* Supplied entries
(begin)

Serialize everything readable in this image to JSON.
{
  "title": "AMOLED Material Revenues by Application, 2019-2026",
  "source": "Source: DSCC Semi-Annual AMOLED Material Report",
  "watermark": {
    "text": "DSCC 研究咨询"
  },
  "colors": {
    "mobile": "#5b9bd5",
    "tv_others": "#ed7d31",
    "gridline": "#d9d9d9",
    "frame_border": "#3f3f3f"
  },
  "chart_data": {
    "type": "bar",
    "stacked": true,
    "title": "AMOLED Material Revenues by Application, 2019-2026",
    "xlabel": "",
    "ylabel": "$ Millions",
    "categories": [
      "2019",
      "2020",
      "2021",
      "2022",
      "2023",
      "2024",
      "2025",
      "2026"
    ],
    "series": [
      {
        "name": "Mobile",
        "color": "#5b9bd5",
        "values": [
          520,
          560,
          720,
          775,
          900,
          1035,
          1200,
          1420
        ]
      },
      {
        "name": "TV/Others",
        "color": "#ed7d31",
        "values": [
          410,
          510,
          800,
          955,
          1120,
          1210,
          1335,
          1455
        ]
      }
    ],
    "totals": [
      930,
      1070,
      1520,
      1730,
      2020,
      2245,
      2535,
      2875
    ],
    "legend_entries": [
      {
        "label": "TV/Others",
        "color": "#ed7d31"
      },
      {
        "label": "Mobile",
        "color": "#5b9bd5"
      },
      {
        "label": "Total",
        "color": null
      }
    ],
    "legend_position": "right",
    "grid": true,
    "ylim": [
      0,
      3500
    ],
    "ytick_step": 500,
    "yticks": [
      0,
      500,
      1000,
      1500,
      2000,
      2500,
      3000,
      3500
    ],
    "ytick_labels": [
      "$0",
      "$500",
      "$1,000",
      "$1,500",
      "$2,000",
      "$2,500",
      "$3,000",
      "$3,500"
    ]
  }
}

(end)

Please quote every record above exactly as it appears.

Serialize everything readable in this image to JSON.
{
  "title": "AMOLED Material Revenues by Application, 2019-2026",
  "source": "Source: DSCC Semi-Annual AMOLED Material Report",
  "watermark": {
    "text": "DSCC 研究咨询"
  },
  "colors": {
    "mobile": "#5b9bd5",
    "tv_others": "#ed7d31",
    "gridline": "#d9d9d9",
    "frame_border": "#3f3f3f"
  },
  "chart_data": {
    "type": "bar",
    "stacked": true,
    "title": "AMOLED Material Revenues by Application, 2019-2026",
    "xlabel": "",
    "ylabel": "$ Millions",
    "categories": [
      "2019",
      "2020",
      "2021",
      "2022",
      "2023",
      "2024",
      "2025",
      "2026"
    ],
    "series": [
      {
        "name": "Mobile",
        "color": "#5b9bd5",
        "values": [
          520,
          560,
          720,
          775,
          900,
          1035,
          1200,
          1420
        ]
      },
      {
        "name": "TV/Others",
        "color": "#ed7d31",
        "values": [
          410,
          510,
          800,
          955,
          1120,
          1210,
          1335,
          1455
        ]
      }
    ],
    "totals": [
      930,
      1070,
      1520,
      1730,
      2020,
      2245,
      2535,
      2875
    ],
    "legend_entries": [
      {
        "label": "TV/Others",
        "color": "#ed7d31"
      },
      {
        "label": "Mobile",
        "color": "#5b9bd5"
      },
      {
        "label": "Total",
        "color": null
      }
    ],
    "legend_position": "right",
    "grid": true,
    "ylim": [
      0,
      3500
    ],
    "ytick_step": 500,
    "yticks": [
      0,
      500,
      1000,
      1500,
      2000,
      2500,
      3000,
      3500
    ],
    "ytick_labels": [
      "$0",
      "$500",
      "$1,000",
      "$1,500",
      "$2,000",
      "$2,500",
      "$3,000",
      "$3,500"
    ]
  }
}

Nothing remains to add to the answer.